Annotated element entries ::
---+---
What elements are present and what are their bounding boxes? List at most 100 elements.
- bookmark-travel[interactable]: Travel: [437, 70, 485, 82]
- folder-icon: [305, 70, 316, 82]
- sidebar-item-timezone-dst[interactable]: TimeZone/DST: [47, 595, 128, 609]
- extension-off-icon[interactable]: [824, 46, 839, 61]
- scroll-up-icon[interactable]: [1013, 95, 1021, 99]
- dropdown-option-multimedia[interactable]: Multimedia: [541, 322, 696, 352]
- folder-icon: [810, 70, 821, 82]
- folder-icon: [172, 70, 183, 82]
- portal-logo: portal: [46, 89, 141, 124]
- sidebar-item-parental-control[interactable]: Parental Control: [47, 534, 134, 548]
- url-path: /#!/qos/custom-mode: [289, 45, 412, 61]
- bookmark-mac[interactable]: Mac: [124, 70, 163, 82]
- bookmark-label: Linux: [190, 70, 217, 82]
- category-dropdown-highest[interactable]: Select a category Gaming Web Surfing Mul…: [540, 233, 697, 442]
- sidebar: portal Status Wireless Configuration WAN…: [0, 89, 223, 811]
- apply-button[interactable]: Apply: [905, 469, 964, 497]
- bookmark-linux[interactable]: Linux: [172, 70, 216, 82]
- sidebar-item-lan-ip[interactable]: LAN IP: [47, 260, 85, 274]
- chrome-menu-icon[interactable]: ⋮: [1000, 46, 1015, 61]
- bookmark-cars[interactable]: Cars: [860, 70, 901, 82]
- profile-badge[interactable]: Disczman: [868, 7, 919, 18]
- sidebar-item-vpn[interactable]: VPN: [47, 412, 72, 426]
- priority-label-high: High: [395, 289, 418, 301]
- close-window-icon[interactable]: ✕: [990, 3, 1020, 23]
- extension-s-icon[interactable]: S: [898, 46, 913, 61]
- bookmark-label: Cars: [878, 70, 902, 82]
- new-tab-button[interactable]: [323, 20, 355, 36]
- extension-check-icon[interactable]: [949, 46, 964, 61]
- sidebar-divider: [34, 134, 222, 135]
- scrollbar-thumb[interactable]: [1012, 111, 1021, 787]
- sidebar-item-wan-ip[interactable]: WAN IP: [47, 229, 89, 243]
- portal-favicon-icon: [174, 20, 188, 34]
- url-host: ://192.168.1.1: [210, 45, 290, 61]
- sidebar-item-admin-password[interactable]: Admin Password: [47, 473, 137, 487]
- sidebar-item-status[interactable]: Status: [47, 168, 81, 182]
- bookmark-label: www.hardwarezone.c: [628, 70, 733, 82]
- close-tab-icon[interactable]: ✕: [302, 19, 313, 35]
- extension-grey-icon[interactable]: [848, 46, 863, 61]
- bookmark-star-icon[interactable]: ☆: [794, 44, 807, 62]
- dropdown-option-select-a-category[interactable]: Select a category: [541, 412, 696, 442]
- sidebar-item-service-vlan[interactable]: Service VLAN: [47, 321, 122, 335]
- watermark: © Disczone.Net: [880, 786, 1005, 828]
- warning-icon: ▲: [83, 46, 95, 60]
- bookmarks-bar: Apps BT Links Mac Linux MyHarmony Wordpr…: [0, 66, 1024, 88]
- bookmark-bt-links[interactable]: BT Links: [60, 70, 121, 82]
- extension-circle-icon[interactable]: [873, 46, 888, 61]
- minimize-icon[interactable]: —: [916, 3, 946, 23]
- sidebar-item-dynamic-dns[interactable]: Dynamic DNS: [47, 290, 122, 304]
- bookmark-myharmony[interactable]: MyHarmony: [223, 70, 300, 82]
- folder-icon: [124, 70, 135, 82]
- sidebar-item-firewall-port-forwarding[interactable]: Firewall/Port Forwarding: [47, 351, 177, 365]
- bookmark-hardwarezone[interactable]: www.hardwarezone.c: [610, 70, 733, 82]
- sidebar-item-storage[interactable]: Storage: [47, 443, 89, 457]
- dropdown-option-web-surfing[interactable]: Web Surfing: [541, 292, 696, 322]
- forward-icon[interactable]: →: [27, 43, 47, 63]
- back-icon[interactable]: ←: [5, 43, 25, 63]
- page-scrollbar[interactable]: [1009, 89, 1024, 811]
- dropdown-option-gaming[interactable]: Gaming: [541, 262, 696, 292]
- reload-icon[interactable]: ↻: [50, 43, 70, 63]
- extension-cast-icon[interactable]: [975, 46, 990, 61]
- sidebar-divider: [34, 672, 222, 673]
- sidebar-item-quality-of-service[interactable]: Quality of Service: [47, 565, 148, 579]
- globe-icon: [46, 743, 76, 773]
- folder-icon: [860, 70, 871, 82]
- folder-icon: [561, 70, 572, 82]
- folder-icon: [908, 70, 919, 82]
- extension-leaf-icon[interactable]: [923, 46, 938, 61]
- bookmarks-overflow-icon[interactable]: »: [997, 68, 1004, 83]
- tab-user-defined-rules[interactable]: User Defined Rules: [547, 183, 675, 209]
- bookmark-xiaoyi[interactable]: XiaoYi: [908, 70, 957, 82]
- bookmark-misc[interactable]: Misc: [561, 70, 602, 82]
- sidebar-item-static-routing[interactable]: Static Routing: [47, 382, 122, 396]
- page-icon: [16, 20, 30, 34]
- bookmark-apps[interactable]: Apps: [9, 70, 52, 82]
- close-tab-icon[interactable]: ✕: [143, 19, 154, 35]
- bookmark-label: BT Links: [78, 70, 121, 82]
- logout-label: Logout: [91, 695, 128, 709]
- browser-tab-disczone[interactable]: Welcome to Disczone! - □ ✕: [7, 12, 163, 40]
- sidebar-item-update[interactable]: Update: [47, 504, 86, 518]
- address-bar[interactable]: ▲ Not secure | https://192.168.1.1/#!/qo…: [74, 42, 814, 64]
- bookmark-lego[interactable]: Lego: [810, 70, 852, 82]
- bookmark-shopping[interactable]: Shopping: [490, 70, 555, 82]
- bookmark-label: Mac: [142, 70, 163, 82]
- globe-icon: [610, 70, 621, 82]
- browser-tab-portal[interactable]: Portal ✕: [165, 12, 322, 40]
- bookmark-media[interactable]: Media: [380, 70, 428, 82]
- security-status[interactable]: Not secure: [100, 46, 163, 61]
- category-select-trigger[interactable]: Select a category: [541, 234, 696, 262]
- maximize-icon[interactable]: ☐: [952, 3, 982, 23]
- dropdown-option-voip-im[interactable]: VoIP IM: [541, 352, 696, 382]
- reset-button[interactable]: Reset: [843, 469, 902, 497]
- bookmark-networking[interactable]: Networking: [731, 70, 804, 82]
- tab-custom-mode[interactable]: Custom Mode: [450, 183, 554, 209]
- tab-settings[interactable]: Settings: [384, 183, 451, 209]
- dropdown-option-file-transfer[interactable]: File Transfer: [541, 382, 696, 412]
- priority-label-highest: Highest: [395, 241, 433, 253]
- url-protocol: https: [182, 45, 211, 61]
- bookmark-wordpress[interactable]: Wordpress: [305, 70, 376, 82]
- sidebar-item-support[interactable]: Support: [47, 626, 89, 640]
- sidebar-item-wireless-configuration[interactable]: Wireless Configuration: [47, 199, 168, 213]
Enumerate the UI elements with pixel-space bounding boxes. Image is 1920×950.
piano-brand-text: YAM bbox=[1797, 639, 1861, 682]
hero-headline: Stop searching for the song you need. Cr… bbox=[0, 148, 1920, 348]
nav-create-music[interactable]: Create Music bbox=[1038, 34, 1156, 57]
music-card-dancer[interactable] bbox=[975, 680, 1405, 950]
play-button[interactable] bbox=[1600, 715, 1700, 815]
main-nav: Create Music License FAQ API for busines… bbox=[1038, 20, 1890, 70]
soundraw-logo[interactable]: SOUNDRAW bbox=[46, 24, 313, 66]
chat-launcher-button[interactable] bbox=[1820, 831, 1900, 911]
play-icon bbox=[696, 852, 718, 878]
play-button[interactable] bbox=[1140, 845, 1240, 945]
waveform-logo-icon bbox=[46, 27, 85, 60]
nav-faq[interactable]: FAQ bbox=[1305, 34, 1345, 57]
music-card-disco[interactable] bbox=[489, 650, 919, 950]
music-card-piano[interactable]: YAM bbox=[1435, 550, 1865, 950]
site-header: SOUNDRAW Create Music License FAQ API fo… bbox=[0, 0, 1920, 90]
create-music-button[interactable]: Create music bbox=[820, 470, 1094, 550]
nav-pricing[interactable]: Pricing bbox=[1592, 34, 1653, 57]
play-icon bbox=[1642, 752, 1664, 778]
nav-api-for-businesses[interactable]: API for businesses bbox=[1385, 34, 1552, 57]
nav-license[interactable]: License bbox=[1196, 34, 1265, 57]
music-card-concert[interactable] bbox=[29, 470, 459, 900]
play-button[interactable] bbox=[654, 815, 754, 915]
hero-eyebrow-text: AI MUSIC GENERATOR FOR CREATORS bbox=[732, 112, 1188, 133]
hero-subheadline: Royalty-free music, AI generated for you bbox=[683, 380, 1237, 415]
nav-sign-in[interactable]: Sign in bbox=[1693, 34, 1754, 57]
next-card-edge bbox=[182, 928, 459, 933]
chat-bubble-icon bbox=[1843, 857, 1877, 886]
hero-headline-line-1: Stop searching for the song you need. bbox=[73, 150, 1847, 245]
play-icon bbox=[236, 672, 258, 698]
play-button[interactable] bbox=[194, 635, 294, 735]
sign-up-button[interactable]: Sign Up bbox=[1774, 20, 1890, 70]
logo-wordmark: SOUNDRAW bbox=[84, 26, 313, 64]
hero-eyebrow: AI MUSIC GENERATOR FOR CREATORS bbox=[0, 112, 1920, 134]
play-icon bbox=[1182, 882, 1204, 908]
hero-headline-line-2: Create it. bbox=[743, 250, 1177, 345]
---+---
Problem details ::
Please copy the part of the records that opens with their first line and closes with the line containing "- extension-off-icon[interactable]: [824, 46, 839, 61]", keeping every line unchanged.

Answer for the task ::
What elements are present and what are their bounding boxes? List at most 100 elements.
- bookmark-travel[interactable]: Travel: [437, 70, 485, 82]
- folder-icon: [305, 70, 316, 82]
- sidebar-item-timezone-dst[interactable]: TimeZone/DST: [47, 595, 128, 609]
- extension-off-icon[interactable]: [824, 46, 839, 61]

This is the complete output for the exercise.